━━━━━ MATERIAL PROVIDED ━━━━━

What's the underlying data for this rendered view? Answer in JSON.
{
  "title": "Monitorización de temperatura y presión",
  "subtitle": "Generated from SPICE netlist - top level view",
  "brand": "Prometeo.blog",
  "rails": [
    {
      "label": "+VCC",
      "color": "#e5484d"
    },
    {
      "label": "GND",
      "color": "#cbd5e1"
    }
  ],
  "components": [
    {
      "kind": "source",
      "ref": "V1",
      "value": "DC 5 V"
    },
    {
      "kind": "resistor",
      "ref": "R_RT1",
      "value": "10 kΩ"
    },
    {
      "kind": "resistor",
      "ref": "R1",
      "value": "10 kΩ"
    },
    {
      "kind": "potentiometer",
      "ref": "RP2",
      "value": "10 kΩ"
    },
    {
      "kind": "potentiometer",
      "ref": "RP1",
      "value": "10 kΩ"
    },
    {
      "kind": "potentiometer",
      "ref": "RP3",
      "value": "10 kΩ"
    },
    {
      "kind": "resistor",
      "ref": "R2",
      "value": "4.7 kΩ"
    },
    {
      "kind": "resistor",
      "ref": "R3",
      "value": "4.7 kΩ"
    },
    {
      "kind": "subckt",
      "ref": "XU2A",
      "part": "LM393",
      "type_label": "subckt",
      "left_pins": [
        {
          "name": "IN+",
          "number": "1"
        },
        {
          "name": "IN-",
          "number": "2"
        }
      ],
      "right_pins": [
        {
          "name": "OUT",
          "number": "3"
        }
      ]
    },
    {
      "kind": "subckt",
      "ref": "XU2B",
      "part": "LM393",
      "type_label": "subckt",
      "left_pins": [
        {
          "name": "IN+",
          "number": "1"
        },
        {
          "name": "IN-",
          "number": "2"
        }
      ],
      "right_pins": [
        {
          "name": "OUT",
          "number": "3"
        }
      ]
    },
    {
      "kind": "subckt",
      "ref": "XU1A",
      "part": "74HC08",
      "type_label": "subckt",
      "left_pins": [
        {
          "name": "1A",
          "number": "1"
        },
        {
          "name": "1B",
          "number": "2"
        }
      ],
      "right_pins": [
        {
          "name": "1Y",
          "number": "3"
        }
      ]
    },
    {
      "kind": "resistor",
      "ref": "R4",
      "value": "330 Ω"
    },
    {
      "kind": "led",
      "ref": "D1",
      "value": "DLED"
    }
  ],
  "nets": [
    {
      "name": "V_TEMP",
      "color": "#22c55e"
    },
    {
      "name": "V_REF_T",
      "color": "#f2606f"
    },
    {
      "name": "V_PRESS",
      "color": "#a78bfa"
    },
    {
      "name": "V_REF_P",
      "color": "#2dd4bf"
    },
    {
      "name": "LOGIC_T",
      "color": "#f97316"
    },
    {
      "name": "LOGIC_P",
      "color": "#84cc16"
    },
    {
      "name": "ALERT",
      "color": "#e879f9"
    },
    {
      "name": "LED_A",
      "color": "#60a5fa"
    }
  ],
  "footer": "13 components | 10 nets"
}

━━━━━

## PROBLEM TO SOLVE
Scan the data above and copy every line with "view" in it.

## SOLUTION BELOW
What's the underlying data for this rendered view? Answer in JSON.
  "subtitle": "Generated from SPICE netlist - top level view",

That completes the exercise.